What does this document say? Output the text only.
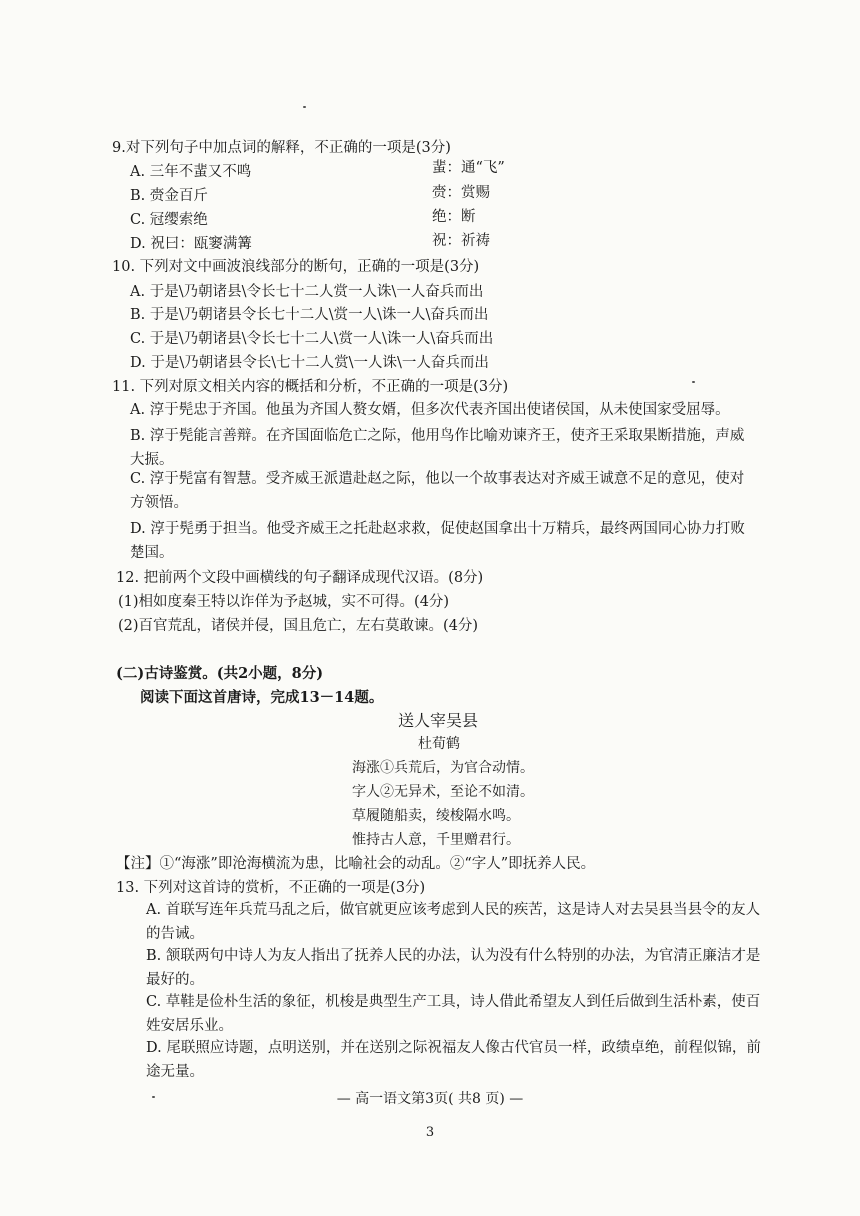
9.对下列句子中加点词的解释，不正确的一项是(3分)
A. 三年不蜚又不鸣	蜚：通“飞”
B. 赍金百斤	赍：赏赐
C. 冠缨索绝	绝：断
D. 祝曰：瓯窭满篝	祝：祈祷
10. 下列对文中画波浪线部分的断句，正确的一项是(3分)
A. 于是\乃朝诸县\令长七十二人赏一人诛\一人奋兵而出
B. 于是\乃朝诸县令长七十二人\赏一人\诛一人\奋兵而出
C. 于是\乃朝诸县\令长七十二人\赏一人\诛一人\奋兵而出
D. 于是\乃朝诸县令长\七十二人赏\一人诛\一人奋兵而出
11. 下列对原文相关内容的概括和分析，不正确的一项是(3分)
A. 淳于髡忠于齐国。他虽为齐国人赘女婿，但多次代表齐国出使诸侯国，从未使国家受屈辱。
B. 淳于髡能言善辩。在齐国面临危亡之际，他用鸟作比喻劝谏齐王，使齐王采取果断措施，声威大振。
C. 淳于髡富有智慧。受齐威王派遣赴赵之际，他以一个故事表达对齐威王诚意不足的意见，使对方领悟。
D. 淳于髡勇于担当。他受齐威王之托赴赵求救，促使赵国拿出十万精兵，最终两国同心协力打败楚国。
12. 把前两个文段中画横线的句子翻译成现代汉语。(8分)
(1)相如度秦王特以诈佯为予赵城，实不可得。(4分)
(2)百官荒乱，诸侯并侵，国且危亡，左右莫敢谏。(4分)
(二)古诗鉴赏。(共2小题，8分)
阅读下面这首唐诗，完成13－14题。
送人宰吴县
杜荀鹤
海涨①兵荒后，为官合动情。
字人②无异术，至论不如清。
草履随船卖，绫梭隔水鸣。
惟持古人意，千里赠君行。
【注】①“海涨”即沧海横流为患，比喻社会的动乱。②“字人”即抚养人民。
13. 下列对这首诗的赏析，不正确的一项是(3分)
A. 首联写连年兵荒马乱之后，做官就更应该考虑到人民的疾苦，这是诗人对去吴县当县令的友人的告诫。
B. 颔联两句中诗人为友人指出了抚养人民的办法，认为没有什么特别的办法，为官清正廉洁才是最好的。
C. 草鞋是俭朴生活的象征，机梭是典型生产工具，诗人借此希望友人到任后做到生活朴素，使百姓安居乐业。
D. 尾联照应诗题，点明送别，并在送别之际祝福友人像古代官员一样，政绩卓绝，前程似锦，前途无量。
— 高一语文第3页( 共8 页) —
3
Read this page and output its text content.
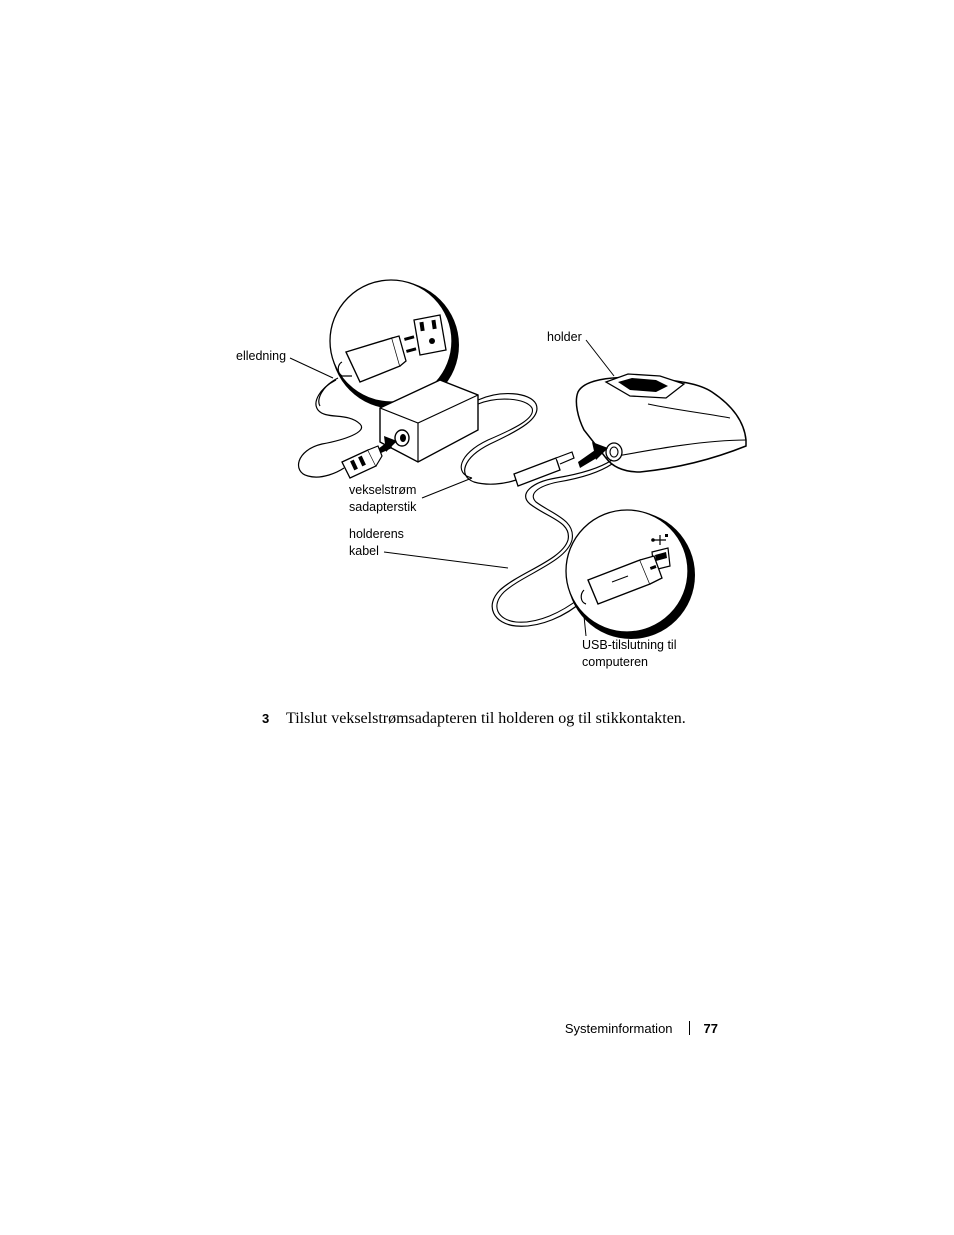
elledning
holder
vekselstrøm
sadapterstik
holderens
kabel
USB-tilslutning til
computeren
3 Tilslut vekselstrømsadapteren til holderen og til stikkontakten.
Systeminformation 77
■ ■ ■ ■ ■
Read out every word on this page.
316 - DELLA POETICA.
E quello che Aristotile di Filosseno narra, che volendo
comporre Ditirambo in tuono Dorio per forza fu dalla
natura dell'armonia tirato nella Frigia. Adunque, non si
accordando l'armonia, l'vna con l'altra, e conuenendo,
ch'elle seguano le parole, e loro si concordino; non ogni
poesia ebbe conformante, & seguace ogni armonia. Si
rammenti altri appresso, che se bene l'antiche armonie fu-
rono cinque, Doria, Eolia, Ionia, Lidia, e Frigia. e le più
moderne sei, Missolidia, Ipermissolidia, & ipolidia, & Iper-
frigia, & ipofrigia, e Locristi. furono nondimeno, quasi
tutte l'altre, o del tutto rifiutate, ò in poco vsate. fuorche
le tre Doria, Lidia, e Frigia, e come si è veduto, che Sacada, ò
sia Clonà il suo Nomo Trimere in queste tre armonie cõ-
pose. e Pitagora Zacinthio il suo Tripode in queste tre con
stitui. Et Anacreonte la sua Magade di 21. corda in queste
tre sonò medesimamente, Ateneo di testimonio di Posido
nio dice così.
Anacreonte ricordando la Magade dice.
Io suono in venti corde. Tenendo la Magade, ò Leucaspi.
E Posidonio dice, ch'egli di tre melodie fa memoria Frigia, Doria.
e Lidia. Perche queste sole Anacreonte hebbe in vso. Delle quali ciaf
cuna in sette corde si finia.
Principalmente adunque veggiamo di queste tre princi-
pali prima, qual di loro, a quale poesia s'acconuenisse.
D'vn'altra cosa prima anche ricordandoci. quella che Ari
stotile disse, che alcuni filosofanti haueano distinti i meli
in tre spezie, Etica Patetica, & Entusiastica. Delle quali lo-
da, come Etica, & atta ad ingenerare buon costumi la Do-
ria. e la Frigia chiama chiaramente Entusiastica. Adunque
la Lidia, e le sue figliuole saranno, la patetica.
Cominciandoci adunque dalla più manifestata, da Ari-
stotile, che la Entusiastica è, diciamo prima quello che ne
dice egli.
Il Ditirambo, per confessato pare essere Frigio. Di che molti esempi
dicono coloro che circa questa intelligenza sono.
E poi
■ ■ ■ ■ ■
Stated problem: Your answer should be only the number of lines that hold the word "queste".

Completed exercise: 5